▶ [Instructions to follow]:
Separate out the lines that hold "color".

####################

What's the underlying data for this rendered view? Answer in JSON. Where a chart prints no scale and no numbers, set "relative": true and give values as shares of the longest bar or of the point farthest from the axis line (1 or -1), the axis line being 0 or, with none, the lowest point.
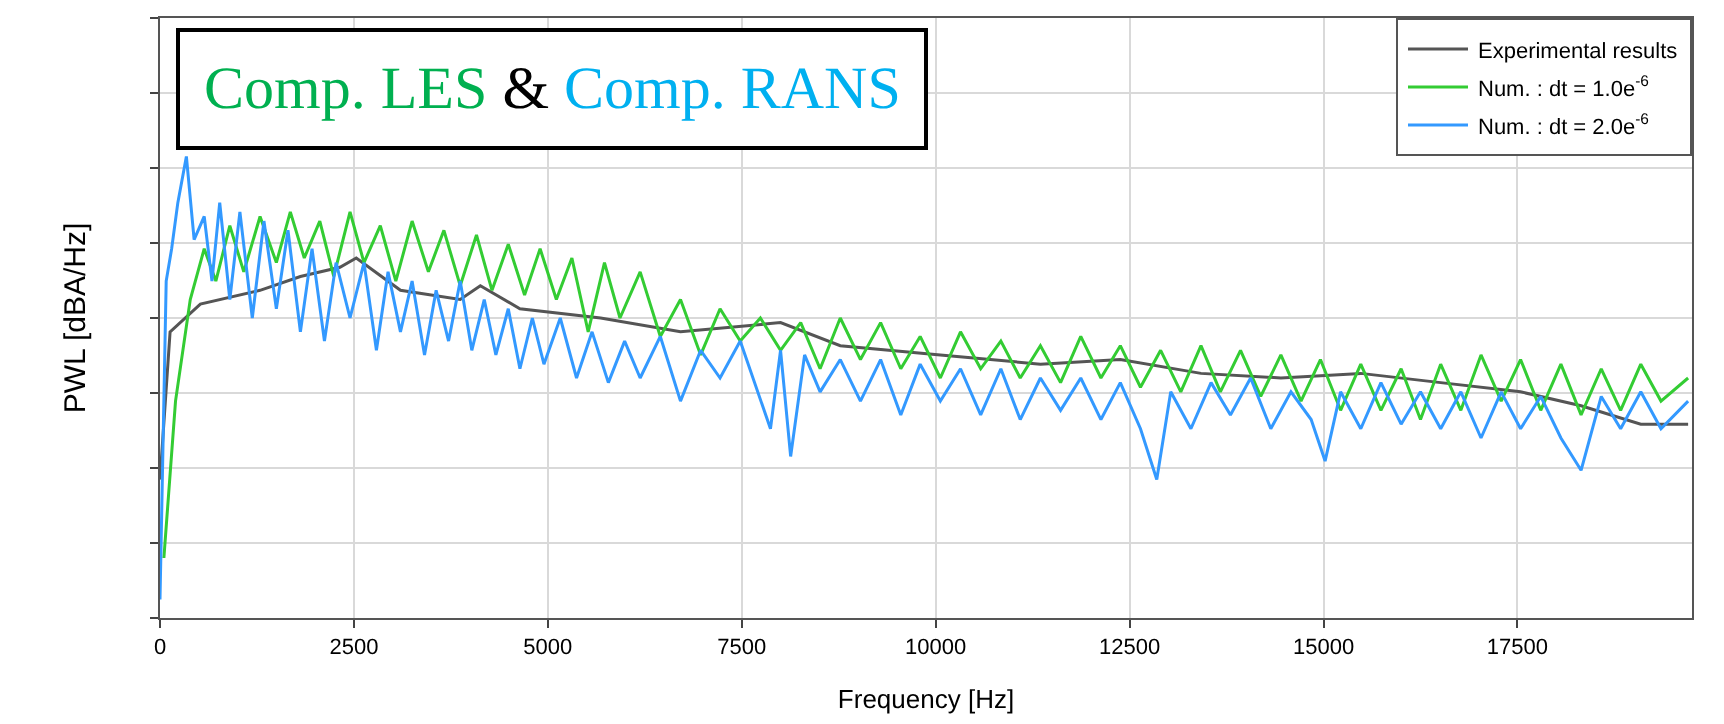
{
  "chart_data": {
    "type": "line",
    "relative": true,
    "xlabel": "Frequency [Hz]",
    "ylabel": "PWL [dBA/Hz]",
    "annotations": [
      "Comp. LES",
      "&",
      "Comp. RANS"
    ],
    "xlim": [
      0,
      19750
    ],
    "xticks": [
      0,
      2500,
      5000,
      7500,
      10000,
      12500,
      15000,
      17500
    ],
    "grid": true,
    "legend": "top right",
    "tick_labels": "x",
    "series": [
      {
        "name": "Experimental results",
        "color": "#555555",
        "x": [
          0,
          130,
          520,
          1290,
          1810,
          2320,
          2530,
          3100,
          3870,
          4130,
          4640,
          5680,
          6710,
          8000,
          8770,
          10060,
          11350,
          12380,
          13420,
          14450,
          15480,
          16510,
          17540,
          18320,
          19090,
          19700
        ],
        "values": [
          0.3,
          0.62,
          0.68,
          0.71,
          0.74,
          0.76,
          0.78,
          0.71,
          0.69,
          0.72,
          0.67,
          0.65,
          0.62,
          0.64,
          0.59,
          0.57,
          0.55,
          0.56,
          0.53,
          0.52,
          0.53,
          0.51,
          0.49,
          0.46,
          0.42,
          0.42
        ]
      },
      {
        "name": "Num. : dt = 1.0e$^{-6}$",
        "color": "#33cc33",
        "x": [
          50,
          200,
          390,
          570,
          720,
          900,
          1080,
          1290,
          1500,
          1680,
          1860,
          2060,
          2240,
          2450,
          2630,
          2840,
          3040,
          3250,
          3460,
          3660,
          3870,
          4080,
          4280,
          4490,
          4700,
          4900,
          5110,
          5310,
          5520,
          5730,
          5930,
          6190,
          6450,
          6710,
          6970,
          7220,
          7480,
          7740,
          8000,
          8260,
          8510,
          8770,
          9030,
          9290,
          9550,
          9800,
          10060,
          10320,
          10580,
          10840,
          11090,
          11350,
          11610,
          11870,
          12130,
          12380,
          12640,
          12900,
          13160,
          13420,
          13670,
          13930,
          14190,
          14450,
          14710,
          14960,
          15220,
          15480,
          15740,
          16000,
          16250,
          16510,
          16770,
          17030,
          17290,
          17540,
          17800,
          18060,
          18320,
          18580,
          18830,
          19090,
          19350,
          19700
        ],
        "values": [
          0.13,
          0.47,
          0.69,
          0.8,
          0.73,
          0.85,
          0.75,
          0.87,
          0.77,
          0.88,
          0.78,
          0.86,
          0.74,
          0.88,
          0.77,
          0.85,
          0.73,
          0.86,
          0.75,
          0.84,
          0.72,
          0.83,
          0.71,
          0.81,
          0.7,
          0.8,
          0.69,
          0.78,
          0.62,
          0.77,
          0.65,
          0.75,
          0.61,
          0.69,
          0.57,
          0.67,
          0.6,
          0.65,
          0.58,
          0.64,
          0.54,
          0.65,
          0.56,
          0.64,
          0.54,
          0.61,
          0.52,
          0.62,
          0.54,
          0.6,
          0.52,
          0.59,
          0.51,
          0.61,
          0.52,
          0.59,
          0.5,
          0.58,
          0.49,
          0.59,
          0.49,
          0.58,
          0.48,
          0.57,
          0.47,
          0.56,
          0.45,
          0.55,
          0.45,
          0.54,
          0.43,
          0.55,
          0.45,
          0.57,
          0.47,
          0.56,
          0.45,
          0.55,
          0.44,
          0.54,
          0.45,
          0.55,
          0.47,
          0.52
        ]
      },
      {
        "name": "Num. : dt = 2.0e$^{-6}$",
        "color": "#3399ff",
        "x": [
          0,
          80,
          150,
          230,
          340,
          440,
          570,
          670,
          770,
          900,
          1030,
          1190,
          1340,
          1500,
          1650,
          1810,
          1960,
          2120,
          2270,
          2450,
          2630,
          2790,
          2940,
          3100,
          3250,
          3410,
          3560,
          3720,
          3870,
          4020,
          4180,
          4330,
          4490,
          4640,
          4800,
          4950,
          5160,
          5370,
          5570,
          5780,
          5990,
          6190,
          6450,
          6710,
          6970,
          7220,
          7480,
          7870,
          8000,
          8130,
          8310,
          8510,
          8770,
          9030,
          9290,
          9550,
          9800,
          10060,
          10320,
          10580,
          10840,
          11090,
          11350,
          11610,
          11870,
          12130,
          12380,
          12640,
          12850,
          13030,
          13290,
          13550,
          13800,
          14060,
          14320,
          14580,
          14840,
          15020,
          15220,
          15480,
          15740,
          16000,
          16250,
          16510,
          16770,
          17030,
          17290,
          17540,
          17800,
          18060,
          18320,
          18580,
          18830,
          19090,
          19350,
          19700
        ],
        "values": [
          0.04,
          0.73,
          0.8,
          0.9,
          1.0,
          0.82,
          0.87,
          0.73,
          0.9,
          0.69,
          0.88,
          0.65,
          0.86,
          0.67,
          0.84,
          0.62,
          0.8,
          0.6,
          0.77,
          0.65,
          0.77,
          0.58,
          0.75,
          0.62,
          0.73,
          0.57,
          0.71,
          0.6,
          0.73,
          0.58,
          0.69,
          0.57,
          0.67,
          0.54,
          0.65,
          0.55,
          0.65,
          0.52,
          0.62,
          0.51,
          0.6,
          0.52,
          0.61,
          0.47,
          0.58,
          0.52,
          0.6,
          0.41,
          0.58,
          0.35,
          0.57,
          0.49,
          0.56,
          0.47,
          0.56,
          0.44,
          0.55,
          0.47,
          0.54,
          0.44,
          0.54,
          0.43,
          0.52,
          0.45,
          0.52,
          0.43,
          0.51,
          0.41,
          0.3,
          0.49,
          0.41,
          0.51,
          0.44,
          0.52,
          0.41,
          0.49,
          0.43,
          0.34,
          0.49,
          0.41,
          0.51,
          0.42,
          0.49,
          0.41,
          0.49,
          0.39,
          0.49,
          0.41,
          0.48,
          0.39,
          0.32,
          0.48,
          0.41,
          0.49,
          0.41,
          0.47
        ]
      }
    ]
  }
}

####################

▶ [Solution for this problem]:
        "color": "#555555",
        "color": "#33cc33",
        "color": "#3399ff",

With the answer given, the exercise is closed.